TASK GOAL: Collect all lines from the listing that include the string "Derrick".

[Data entries]
◆ ◆ ◆ ◆ ◆ ◆ ◆
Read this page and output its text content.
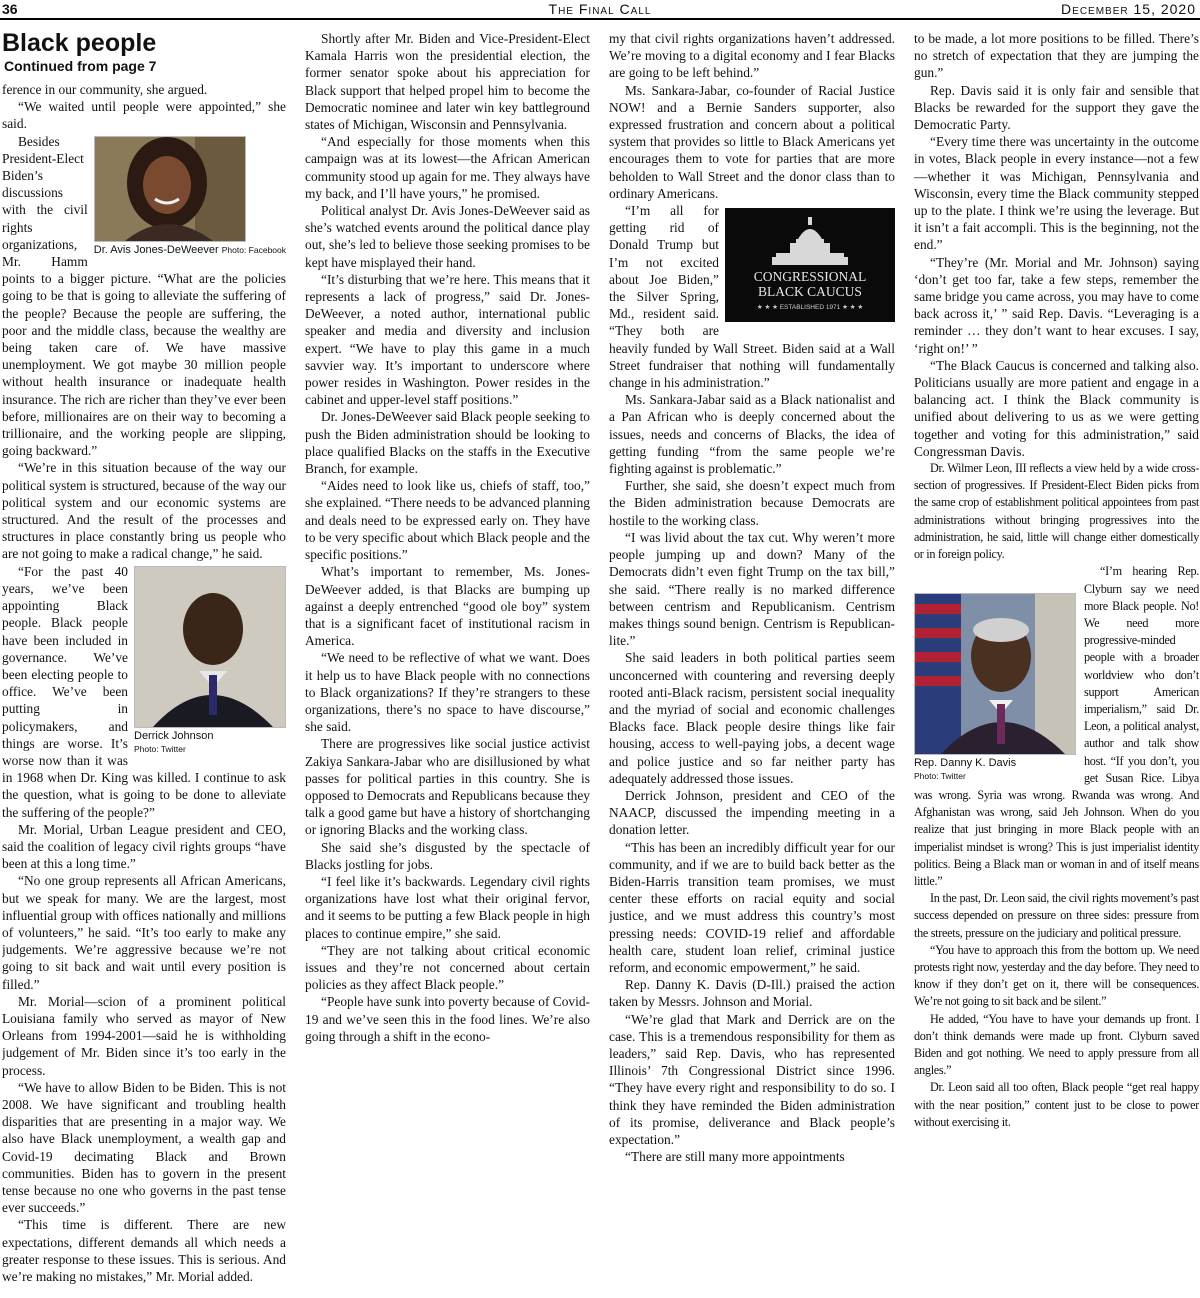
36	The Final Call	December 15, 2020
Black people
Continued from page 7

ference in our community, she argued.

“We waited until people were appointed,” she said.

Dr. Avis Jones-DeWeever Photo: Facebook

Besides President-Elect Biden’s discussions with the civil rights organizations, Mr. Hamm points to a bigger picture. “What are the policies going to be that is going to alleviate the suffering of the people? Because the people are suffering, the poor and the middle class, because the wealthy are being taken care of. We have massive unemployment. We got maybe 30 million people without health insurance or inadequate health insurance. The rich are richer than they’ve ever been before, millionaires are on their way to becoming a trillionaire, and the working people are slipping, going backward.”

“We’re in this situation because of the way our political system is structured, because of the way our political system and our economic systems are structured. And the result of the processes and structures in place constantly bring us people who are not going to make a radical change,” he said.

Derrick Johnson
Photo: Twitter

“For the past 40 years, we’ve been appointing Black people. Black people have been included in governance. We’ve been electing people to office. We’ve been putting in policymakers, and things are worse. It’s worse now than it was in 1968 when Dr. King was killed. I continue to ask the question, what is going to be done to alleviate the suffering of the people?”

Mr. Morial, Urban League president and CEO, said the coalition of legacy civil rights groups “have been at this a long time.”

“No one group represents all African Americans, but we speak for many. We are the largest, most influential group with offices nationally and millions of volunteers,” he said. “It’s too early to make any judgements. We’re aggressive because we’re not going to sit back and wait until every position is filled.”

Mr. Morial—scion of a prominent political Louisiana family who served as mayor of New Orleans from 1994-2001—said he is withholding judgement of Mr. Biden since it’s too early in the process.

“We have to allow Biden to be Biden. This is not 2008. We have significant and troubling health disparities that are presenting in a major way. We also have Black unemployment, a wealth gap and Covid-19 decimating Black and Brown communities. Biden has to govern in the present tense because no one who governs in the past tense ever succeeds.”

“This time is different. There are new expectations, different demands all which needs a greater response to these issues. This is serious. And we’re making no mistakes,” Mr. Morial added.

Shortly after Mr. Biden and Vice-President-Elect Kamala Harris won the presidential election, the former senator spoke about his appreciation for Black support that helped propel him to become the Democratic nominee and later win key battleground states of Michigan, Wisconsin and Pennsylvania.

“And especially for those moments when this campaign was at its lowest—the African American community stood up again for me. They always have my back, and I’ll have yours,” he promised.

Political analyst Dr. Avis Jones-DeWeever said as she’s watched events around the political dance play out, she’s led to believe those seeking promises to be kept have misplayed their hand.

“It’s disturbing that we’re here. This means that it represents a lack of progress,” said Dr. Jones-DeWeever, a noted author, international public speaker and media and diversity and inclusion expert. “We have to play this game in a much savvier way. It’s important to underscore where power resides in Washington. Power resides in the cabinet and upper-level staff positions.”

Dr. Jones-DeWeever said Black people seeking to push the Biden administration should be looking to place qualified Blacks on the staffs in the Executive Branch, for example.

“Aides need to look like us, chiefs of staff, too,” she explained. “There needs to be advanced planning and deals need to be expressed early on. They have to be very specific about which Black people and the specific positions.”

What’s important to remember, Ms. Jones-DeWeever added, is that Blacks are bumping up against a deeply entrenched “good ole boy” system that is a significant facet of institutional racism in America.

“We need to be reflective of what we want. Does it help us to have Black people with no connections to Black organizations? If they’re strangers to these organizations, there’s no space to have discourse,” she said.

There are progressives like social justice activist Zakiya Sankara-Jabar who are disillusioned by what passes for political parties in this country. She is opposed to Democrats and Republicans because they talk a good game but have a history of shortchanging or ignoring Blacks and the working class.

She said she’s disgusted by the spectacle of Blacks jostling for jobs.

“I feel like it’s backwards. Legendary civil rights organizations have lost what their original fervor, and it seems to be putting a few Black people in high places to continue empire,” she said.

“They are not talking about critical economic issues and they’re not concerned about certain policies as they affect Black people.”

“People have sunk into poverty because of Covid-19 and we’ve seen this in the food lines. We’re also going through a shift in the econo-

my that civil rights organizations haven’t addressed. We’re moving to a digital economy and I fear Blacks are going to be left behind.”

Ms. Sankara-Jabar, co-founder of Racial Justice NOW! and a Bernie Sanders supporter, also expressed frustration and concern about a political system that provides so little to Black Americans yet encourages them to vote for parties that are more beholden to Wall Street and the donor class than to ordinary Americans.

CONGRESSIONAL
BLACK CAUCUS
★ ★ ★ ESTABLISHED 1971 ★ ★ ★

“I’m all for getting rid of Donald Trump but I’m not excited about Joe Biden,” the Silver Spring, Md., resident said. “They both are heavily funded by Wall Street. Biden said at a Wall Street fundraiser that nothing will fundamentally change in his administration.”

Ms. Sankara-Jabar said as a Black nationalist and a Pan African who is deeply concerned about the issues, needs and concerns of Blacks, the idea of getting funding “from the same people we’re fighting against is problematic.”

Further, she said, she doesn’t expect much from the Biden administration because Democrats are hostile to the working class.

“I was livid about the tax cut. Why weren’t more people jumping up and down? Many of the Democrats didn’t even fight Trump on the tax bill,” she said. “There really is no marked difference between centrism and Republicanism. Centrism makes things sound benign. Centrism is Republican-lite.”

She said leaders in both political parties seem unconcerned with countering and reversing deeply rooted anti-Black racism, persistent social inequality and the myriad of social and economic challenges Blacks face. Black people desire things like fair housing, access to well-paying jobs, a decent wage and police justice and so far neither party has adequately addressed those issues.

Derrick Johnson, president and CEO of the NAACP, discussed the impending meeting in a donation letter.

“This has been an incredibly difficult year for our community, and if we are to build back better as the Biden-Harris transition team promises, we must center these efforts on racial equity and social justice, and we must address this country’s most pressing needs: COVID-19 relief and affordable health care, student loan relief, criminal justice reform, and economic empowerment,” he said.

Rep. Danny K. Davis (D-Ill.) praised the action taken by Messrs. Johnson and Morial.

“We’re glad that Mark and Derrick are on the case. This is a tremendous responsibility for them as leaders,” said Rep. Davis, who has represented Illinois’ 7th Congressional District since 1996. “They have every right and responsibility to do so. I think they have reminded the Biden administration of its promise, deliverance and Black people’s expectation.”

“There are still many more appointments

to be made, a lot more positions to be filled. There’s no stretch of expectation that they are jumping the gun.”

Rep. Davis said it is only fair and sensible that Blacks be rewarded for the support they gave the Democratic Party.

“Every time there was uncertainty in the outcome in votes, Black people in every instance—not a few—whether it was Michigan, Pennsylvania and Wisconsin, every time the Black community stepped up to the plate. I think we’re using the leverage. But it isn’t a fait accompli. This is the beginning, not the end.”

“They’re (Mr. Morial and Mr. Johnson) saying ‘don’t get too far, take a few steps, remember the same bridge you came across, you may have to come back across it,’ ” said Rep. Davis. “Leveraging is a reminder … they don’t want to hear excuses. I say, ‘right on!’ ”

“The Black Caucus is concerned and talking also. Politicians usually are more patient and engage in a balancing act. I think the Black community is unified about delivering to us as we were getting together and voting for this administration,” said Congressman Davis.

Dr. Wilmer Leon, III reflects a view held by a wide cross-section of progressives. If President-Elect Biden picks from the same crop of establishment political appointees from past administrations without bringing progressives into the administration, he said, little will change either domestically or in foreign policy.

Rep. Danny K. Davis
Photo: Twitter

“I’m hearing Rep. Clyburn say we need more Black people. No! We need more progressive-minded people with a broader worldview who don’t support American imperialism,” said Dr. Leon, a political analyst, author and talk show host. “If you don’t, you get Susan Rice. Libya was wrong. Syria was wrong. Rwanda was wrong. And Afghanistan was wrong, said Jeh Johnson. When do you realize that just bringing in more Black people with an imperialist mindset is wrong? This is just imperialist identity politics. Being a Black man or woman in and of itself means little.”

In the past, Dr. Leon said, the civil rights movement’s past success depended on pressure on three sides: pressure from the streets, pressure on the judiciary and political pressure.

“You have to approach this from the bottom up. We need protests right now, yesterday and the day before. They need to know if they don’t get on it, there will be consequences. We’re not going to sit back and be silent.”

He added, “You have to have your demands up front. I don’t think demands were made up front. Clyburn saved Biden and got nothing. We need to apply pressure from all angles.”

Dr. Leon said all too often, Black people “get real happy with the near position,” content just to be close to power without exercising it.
◆ ◆ ◆ ◆ ◆ ◆ ◆
THE COMPLETED TASK:
Derrick Johnson
Derrick Johnson, president and CEO of the NAACP, discussed the impending meeting in a donation letter.
“We’re glad that Mark and Derrick are on the case. This is a tremendous responsibility for them as leaders,” said Rep. Davis, who has represented Illinois’ 7th Congressional District since 1996. “They have every right and responsibility to do so. I think they have reminded the Biden administration of its promise, deliverance and Black people’s expectation.”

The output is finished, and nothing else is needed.